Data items

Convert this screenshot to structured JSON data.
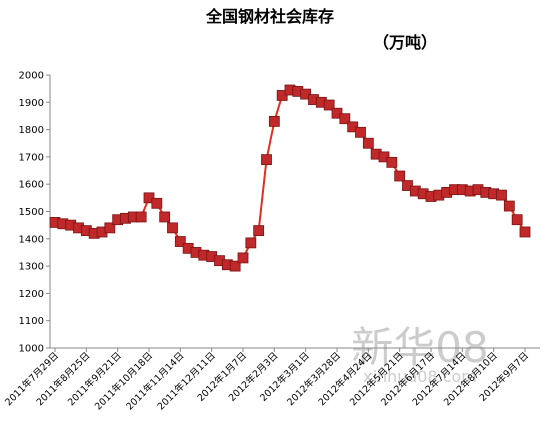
{
  "chart_data": {
    "type": "line",
    "title": "全国钢材社会库存",
    "subtitle": "（万吨）",
    "watermark": "新华08",
    "watermark_url": "xinhua08.com",
    "categories": [
      "2011年7月29日",
      null,
      null,
      null,
      "2011年8月25日",
      null,
      null,
      null,
      "2011年9月21日",
      null,
      null,
      null,
      "2011年10月18日",
      null,
      null,
      null,
      "2011年11月14日",
      null,
      null,
      null,
      "2011年12月11日",
      null,
      null,
      null,
      "2012年1月7日",
      null,
      null,
      null,
      "2012年2月3日",
      null,
      null,
      null,
      "2012年3月1日",
      null,
      null,
      null,
      "2012年3月28日",
      null,
      null,
      null,
      "2012年4月24日",
      null,
      null,
      null,
      "2012年5月21日",
      null,
      null,
      null,
      "2012年6月17日",
      null,
      null,
      null,
      "2012年7月14日",
      null,
      null,
      null,
      "2012年8月10日",
      null,
      null,
      null,
      "2012年9月7日"
    ],
    "series": [
      {
        "name": "全国钢材社会库存",
        "color": "#e0301e",
        "marker_color": "#c0282a",
        "values": [
          1460,
          1455,
          1450,
          1440,
          1430,
          1420,
          1425,
          1440,
          1470,
          1475,
          1480,
          1480,
          1550,
          1530,
          1480,
          1440,
          1390,
          1365,
          1350,
          1340,
          1335,
          1320,
          1305,
          1300,
          1330,
          1385,
          1430,
          1690,
          1830,
          1925,
          1945,
          1940,
          1930,
          1910,
          1900,
          1890,
          1860,
          1840,
          1810,
          1790,
          1750,
          1710,
          1700,
          1680,
          1630,
          1595,
          1575,
          1565,
          1555,
          1560,
          1570,
          1580,
          1580,
          1575,
          1580,
          1570,
          1565,
          1560,
          1520,
          1470,
          1425
        ]
      }
    ],
    "ylim": [
      1000,
      2000
    ],
    "yticks": [
      1000,
      1100,
      1200,
      1300,
      1400,
      1500,
      1600,
      1700,
      1800,
      1900,
      2000
    ],
    "grid": false
  }
}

* [Directions for this task] All of the entries need to be transcribed word for word; pictures are left out.

* [Solution to this exercise]
Convert this screenshot to structured JSON data.
{
  "chart_data": {
    "type": "line",
    "title": "全国钢材社会库存",
    "subtitle": "（万吨）",
    "watermark": "新华08",
    "watermark_url": "xinhua08.com",
    "categories": [
      "2011年7月29日",
      null,
      null,
      null,
      "2011年8月25日",
      null,
      null,
      null,
      "2011年9月21日",
      null,
      null,
      null,
      "2011年10月18日",
      null,
      null,
      null,
      "2011年11月14日",
      null,
      null,
      null,
      "2011年12月11日",
      null,
      null,
      null,
      "2012年1月7日",
      null,
      null,
      null,
      "2012年2月3日",
      null,
      null,
      null,
      "2012年3月1日",
      null,
      null,
      null,
      "2012年3月28日",
      null,
      null,
      null,
      "2012年4月24日",
      null,
      null,
      null,
      "2012年5月21日",
      null,
      null,
      null,
      "2012年6月17日",
      null,
      null,
      null,
      "2012年7月14日",
      null,
      null,
      null,
      "2012年8月10日",
      null,
      null,
      null,
      "2012年9月7日"
    ],
    "series": [
      {
        "name": "全国钢材社会库存",
        "color": "#e0301e",
        "marker_color": "#c0282a",
        "values": [
          1460,
          1455,
          1450,
          1440,
          1430,
          1420,
          1425,
          1440,
          1470,
          1475,
          1480,
          1480,
          1550,
          1530,
          1480,
          1440,
          1390,
          1365,
          1350,
          1340,
          1335,
          1320,
          1305,
          1300,
          1330,
          1385,
          1430,
          1690,
          1830,
          1925,
          1945,
          1940,
          1930,
          1910,
          1900,
          1890,
          1860,
          1840,
          1810,
          1790,
          1750,
          1710,
          1700,
          1680,
          1630,
          1595,
          1575,
          1565,
          1555,
          1560,
          1570,
          1580,
          1580,
          1575,
          1580,
          1570,
          1565,
          1560,
          1520,
          1470,
          1425
        ]
      }
    ],
    "ylim": [
      1000,
      2000
    ],
    "yticks": [
      1000,
      1100,
      1200,
      1300,
      1400,
      1500,
      1600,
      1700,
      1800,
      1900,
      2000
    ],
    "grid": false
  }
}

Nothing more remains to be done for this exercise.